Task prompt: Convert the part of the records that opens with the line containing "Segment this screenshot: for" and closes with the line containing "segment this chart: for" into a numbered list, omitting any blank lines. Leave the pictures out of your answer.

####################

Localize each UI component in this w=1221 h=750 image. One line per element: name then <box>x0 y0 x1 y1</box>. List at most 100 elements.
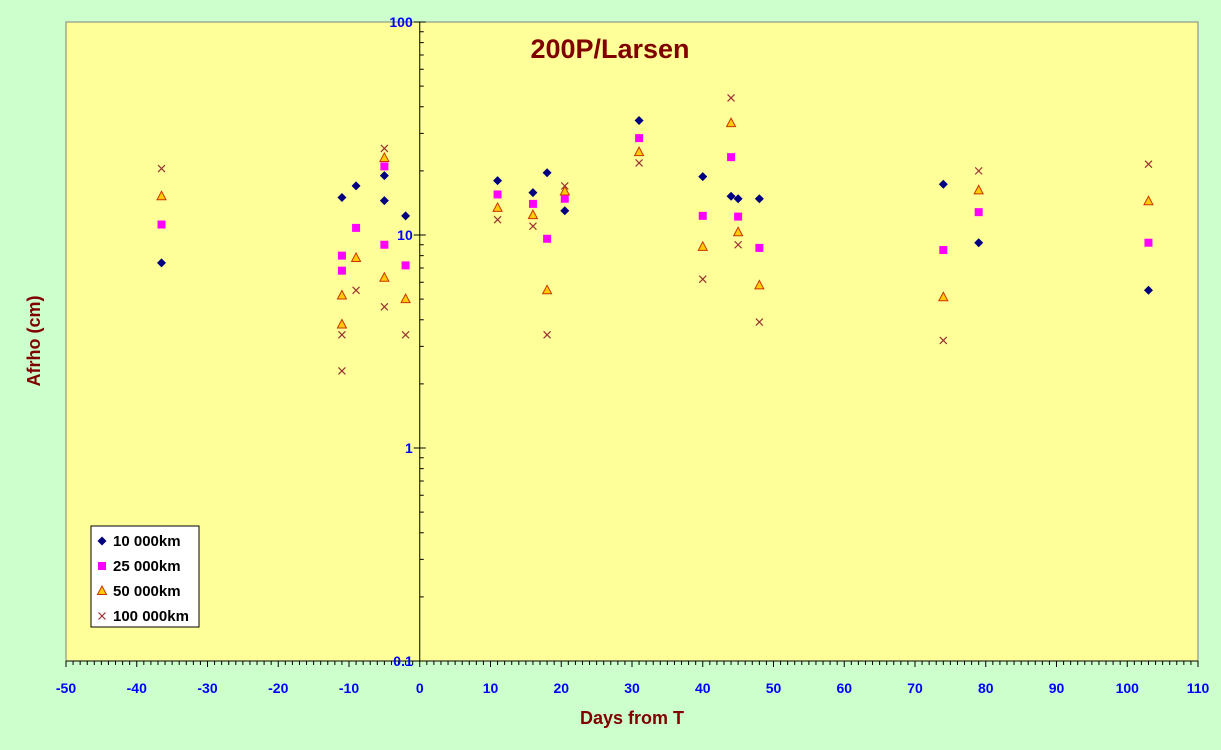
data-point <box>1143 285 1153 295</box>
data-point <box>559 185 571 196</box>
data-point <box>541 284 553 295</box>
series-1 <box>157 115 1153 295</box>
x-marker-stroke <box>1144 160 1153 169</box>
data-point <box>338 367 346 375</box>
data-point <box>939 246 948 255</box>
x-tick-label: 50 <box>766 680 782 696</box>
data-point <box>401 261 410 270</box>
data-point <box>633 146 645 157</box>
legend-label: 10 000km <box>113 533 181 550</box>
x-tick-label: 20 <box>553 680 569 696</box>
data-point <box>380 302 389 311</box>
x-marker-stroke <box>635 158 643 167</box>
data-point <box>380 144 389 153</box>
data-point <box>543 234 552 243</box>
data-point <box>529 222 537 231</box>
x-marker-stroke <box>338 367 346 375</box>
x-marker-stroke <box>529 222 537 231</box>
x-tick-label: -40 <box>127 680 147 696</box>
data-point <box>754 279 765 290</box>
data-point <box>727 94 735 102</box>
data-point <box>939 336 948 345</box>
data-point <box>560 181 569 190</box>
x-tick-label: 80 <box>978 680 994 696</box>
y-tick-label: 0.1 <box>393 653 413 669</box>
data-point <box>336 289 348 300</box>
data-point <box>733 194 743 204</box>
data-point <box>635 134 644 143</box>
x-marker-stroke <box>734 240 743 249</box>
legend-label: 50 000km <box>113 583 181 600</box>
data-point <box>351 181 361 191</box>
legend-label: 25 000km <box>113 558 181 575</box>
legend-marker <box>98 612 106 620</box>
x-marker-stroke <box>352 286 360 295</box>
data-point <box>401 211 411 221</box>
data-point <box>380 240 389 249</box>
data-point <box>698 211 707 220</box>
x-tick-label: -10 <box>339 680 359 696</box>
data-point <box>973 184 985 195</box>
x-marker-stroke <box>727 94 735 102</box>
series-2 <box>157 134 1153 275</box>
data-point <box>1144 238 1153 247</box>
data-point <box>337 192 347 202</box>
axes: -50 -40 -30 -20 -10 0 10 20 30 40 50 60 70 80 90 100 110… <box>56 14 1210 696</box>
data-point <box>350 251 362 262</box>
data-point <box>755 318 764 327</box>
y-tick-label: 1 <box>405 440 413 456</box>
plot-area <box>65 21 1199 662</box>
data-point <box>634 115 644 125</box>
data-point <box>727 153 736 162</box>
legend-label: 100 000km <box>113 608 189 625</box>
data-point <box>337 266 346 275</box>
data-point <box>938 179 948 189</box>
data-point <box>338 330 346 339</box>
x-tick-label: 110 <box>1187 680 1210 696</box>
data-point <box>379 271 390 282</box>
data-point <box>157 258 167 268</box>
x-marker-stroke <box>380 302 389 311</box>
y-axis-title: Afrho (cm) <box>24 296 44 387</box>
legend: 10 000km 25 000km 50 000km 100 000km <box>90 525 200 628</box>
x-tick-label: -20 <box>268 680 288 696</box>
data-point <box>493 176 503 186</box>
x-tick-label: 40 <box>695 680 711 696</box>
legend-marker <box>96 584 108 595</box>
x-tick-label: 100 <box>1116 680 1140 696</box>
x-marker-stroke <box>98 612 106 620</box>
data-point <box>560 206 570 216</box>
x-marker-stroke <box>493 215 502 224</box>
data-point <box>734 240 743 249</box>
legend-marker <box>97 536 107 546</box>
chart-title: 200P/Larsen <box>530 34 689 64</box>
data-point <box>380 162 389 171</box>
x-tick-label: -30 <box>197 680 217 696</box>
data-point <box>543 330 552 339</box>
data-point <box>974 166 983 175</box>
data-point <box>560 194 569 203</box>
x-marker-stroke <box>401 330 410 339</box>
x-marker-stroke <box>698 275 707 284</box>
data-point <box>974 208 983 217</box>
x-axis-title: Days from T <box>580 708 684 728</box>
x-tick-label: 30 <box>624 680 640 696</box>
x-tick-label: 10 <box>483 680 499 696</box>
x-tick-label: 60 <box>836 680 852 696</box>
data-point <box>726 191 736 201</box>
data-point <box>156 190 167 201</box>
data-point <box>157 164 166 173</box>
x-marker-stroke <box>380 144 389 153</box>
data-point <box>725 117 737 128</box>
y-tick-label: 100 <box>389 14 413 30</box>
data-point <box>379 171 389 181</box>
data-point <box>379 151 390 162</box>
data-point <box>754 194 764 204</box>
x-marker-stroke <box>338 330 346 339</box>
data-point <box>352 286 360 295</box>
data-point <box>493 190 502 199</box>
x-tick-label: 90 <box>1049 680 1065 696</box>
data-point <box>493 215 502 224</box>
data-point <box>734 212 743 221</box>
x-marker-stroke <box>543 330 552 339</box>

####################

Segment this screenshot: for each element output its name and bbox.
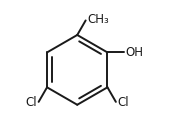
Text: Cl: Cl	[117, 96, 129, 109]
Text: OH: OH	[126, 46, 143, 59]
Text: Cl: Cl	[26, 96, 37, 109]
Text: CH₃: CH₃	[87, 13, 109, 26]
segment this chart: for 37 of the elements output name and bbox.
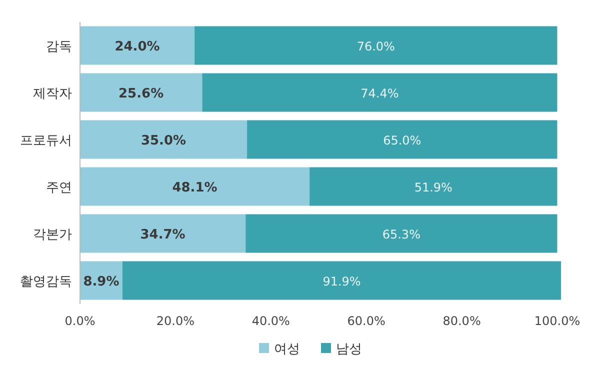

####################

Right answer:
1. Segment this screenshot: for each element output its name and bbox.
2. Text: Cl: Cl	[117, 96, 129, 109]
3. Text: OH: OH	[126, 46, 143, 59]
4. Text: Cl: Cl	[26, 96, 37, 109]
5. Text: CH₃: CH₃	[87, 13, 109, 26]
6. segment this chart: for 37 of the elements output name and bbox.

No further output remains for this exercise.